»»
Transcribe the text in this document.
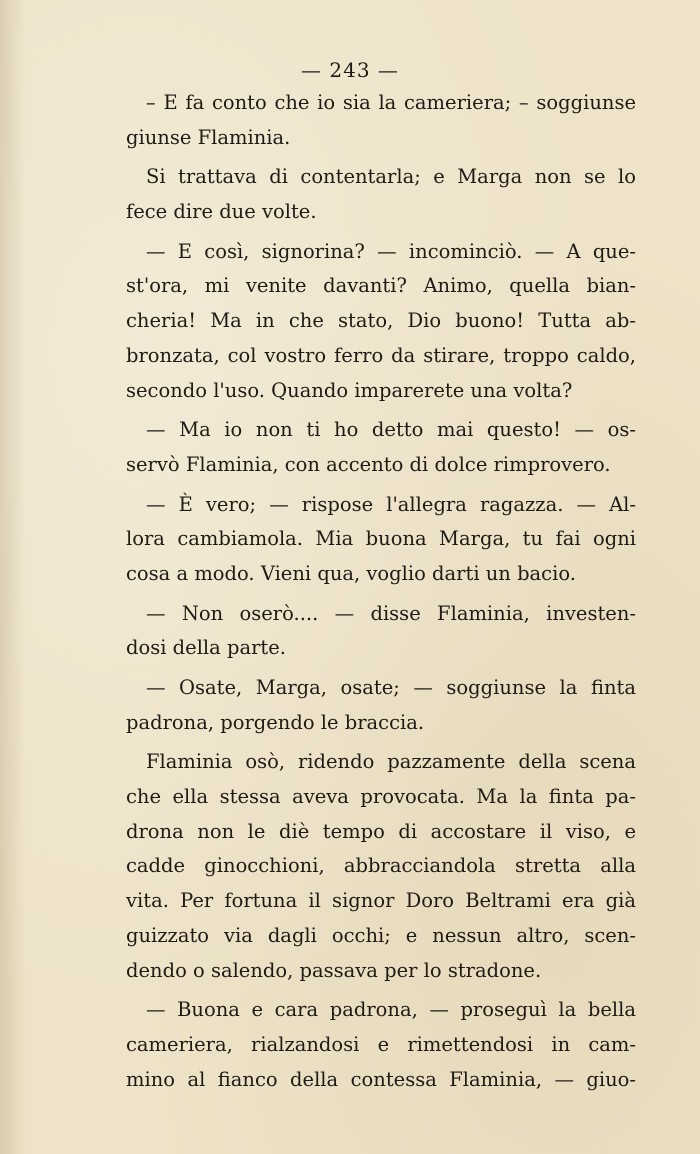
— 243 —
– E fa conto che io sia la cameriera; – soggiunse
giunse Flaminia.
Si trattava di contentarla; e Marga non se lo
fece dire due volte.
— E così, signorina? — incominciò. — A que-
st'ora, mi venite davanti? Animo, quella bian-
cheria! Ma in che stato, Dio buono! Tutta ab-
bronzata, col vostro ferro da stirare, troppo caldo,
secondo l'uso. Quando imparerete una volta?
— Ma io non ti ho detto mai questo! — os-
servò Flaminia, con accento di dolce rimprovero.
— È vero; — rispose l'allegra ragazza. — Al-
lora cambiamola. Mia buona Marga, tu fai ogni
cosa a modo. Vieni qua, voglio darti un bacio.
— Non oserò.... — disse Flaminia, investen-
dosi della parte.
— Osate, Marga, osate; — soggiunse la finta
padrona, porgendo le braccia.
Flaminia osò, ridendo pazzamente della scena
che ella stessa aveva provocata. Ma la finta pa-
drona non le diè tempo di accostare il viso, e
cadde ginocchioni, abbracciandola stretta alla
vita. Per fortuna il signor Doro Beltrami era già
guizzato via dagli occhi; e nessun altro, scen-
dendo o salendo, passava per lo stradone.
— Buona e cara padrona, — proseguì la bella
cameriera, rialzandosi e rimettendosi in cam-
mino al fianco della contessa Flaminia, — giuo-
««
# [Exercise instructions]
Write the records out once more, exactly as they appear, with no pictures.

# [Exercise answer]
Transcribe the text in this document.
— 243 —
– E fa conto che io sia la cameriera; – soggiunse
giunse Flaminia.
Si trattava di contentarla; e Marga non se lo
fece dire due volte.
— E così, signorina? — incominciò. — A que-
st'ora, mi venite davanti? Animo, quella bian-
cheria! Ma in che stato, Dio buono! Tutta ab-
bronzata, col vostro ferro da stirare, troppo caldo,
secondo l'uso. Quando imparerete una volta?
— Ma io non ti ho detto mai questo! — os-
servò Flaminia, con accento di dolce rimprovero.
— È vero; — rispose l'allegra ragazza. — Al-
lora cambiamola. Mia buona Marga, tu fai ogni
cosa a modo. Vieni qua, voglio darti un bacio.
— Non oserò.... — disse Flaminia, investen-
dosi della parte.
— Osate, Marga, osate; — soggiunse la finta
padrona, porgendo le braccia.
Flaminia osò, ridendo pazzamente della scena
che ella stessa aveva provocata. Ma la finta pa-
drona non le diè tempo di accostare il viso, e
cadde ginocchioni, abbracciandola stretta alla
vita. Per fortuna il signor Doro Beltrami era già
guizzato via dagli occhi; e nessun altro, scen-
dendo o salendo, passava per lo stradone.
— Buona e cara padrona, — proseguì la bella
cameriera, rialzandosi e rimettendosi in cam-
mino al fianco della contessa Flaminia, — giuo-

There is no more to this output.